Given task:
In the lines from the one containing "Output each element" up to and including the one containing "undo-button[interactable]: ↶: [196, 53, 220, 76]", change "interactable" to "clickable". Give back those lines with everything else left as it is.

Given records:
•••••

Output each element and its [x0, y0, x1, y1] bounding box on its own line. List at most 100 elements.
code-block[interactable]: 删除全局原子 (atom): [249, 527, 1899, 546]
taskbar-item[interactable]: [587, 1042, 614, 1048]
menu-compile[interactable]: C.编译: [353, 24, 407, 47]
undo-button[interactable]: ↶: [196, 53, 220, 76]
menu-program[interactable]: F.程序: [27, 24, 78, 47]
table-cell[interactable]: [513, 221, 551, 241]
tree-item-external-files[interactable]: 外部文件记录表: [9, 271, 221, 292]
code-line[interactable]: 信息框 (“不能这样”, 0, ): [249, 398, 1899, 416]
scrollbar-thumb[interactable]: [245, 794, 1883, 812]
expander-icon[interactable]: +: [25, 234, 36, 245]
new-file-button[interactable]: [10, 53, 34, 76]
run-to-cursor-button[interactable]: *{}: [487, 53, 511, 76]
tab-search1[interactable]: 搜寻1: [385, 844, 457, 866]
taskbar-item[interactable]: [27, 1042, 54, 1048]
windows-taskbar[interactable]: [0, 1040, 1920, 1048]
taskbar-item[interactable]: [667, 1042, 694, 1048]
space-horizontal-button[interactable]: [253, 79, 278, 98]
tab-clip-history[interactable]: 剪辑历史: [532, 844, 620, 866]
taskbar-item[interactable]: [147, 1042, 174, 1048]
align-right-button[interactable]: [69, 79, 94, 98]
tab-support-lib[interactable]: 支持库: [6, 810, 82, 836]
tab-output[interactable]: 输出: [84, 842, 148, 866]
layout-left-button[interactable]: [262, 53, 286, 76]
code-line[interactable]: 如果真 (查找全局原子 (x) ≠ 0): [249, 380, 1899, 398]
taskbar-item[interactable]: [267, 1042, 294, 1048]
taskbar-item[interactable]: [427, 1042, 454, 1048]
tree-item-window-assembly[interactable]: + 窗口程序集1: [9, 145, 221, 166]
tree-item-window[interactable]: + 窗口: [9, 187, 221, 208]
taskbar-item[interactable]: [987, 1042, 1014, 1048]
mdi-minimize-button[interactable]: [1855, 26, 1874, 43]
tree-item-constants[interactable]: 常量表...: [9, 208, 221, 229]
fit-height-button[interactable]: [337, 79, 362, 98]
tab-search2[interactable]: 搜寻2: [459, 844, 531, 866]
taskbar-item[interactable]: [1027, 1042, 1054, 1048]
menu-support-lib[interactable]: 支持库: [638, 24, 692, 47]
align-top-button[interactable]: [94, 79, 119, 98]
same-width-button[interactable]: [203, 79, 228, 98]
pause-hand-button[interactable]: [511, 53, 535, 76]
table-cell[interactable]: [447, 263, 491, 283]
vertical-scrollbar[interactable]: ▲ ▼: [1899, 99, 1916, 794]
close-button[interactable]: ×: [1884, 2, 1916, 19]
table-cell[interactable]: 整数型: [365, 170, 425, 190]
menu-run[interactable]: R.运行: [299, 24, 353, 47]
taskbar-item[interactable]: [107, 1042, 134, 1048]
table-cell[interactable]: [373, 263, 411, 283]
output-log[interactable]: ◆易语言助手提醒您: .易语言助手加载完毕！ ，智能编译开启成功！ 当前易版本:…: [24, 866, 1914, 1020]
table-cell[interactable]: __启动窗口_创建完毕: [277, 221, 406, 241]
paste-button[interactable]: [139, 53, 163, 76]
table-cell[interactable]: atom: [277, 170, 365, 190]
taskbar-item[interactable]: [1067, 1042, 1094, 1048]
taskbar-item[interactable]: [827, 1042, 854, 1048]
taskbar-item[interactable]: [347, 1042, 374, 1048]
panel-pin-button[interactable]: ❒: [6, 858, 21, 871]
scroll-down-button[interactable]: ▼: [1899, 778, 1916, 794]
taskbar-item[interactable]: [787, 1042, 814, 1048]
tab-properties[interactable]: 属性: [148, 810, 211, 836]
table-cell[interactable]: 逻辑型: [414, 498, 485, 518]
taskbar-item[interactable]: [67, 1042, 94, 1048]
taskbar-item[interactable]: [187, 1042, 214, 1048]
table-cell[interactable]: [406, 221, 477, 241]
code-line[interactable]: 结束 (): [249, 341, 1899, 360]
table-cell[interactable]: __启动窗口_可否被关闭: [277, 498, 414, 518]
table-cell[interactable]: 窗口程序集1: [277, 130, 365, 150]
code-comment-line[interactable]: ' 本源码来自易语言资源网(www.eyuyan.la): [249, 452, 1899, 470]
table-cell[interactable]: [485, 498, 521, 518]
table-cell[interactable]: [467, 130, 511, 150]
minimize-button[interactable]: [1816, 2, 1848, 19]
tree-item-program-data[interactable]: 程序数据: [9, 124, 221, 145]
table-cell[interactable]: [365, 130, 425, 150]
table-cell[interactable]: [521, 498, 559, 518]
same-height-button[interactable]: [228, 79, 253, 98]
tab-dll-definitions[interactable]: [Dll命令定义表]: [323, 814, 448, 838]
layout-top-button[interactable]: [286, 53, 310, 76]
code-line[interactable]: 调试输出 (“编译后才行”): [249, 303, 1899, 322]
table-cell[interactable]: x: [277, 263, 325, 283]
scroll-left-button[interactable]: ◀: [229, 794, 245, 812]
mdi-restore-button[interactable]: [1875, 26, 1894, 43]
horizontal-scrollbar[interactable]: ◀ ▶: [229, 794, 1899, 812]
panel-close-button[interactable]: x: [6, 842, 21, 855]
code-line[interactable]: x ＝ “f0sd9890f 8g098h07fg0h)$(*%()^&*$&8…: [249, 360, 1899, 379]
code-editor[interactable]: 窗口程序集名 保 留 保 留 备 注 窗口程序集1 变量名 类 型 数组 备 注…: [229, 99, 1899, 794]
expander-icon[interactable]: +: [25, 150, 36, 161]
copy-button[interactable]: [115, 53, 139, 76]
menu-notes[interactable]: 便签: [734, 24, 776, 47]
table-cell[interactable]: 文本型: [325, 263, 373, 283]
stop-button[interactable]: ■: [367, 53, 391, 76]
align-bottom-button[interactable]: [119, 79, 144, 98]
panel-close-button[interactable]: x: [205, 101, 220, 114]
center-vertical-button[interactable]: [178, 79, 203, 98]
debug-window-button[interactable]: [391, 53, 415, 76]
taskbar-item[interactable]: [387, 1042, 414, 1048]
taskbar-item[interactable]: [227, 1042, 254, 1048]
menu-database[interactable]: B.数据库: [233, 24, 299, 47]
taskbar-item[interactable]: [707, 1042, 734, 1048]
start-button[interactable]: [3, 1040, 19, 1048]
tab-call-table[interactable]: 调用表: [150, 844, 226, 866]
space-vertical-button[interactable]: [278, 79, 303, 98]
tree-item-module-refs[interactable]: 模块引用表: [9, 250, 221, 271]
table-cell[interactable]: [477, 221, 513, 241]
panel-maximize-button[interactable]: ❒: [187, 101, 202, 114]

•••••

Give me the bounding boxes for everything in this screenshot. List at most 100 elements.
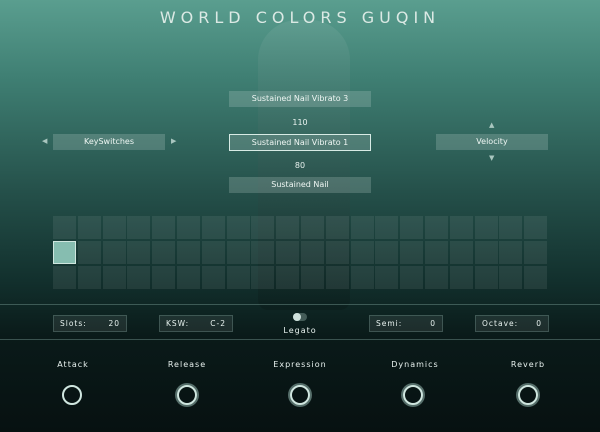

•••••

Written reply:
Output each element and its [x0, y0, x1, y1] bounding box on its own line. List at most 100 elements.
code-block[clickable]: 删除全局原子 (atom): [249, 527, 1899, 546]
taskbar-item[clickable]: [587, 1042, 614, 1048]
menu-compile[clickable]: C.编译: [353, 24, 407, 47]
undo-button[clickable]: ↶: [196, 53, 220, 76]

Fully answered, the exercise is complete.